● **Short exercise**: Return all lines in the material below that contain "Medical".

● **Input records**:
####################
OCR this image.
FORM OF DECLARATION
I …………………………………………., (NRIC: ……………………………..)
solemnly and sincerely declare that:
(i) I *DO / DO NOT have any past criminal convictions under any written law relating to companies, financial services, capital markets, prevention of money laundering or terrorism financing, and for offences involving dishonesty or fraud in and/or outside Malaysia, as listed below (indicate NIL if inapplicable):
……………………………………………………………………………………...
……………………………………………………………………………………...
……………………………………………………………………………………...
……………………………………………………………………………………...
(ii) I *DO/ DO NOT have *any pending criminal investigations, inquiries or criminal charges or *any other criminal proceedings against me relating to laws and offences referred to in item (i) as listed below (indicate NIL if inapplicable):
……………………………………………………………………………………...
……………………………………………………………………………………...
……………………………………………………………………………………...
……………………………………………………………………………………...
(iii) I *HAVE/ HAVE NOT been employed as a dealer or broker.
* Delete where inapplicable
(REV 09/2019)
####################
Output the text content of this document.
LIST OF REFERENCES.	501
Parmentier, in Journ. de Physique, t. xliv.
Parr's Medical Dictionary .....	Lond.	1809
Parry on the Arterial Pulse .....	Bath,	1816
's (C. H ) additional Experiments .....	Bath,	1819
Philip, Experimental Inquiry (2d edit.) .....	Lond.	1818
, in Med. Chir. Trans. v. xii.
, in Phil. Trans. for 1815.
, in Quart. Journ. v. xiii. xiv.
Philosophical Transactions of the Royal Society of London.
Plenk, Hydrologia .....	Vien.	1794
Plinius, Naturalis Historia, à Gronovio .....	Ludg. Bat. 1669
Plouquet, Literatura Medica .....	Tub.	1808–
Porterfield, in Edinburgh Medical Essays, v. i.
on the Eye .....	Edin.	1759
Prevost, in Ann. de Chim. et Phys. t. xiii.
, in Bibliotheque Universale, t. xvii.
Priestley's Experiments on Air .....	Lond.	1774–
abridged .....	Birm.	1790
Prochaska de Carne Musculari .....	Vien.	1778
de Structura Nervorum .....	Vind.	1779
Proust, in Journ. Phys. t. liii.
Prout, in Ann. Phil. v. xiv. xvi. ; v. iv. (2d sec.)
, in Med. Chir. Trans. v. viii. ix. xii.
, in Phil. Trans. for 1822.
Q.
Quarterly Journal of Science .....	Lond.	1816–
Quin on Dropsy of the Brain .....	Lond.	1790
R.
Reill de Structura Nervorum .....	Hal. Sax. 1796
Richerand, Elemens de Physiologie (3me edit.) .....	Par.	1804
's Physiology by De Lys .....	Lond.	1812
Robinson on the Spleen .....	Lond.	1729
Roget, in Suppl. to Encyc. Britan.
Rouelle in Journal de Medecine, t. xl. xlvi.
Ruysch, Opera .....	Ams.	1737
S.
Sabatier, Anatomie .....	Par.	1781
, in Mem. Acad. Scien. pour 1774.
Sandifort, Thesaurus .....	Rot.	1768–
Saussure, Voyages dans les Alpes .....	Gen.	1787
####################
● **Exercise result**:
Parr's Medical Dictionary .....	Lond.	1809
Porterfield, in Edinburgh Medical Essays, v. i.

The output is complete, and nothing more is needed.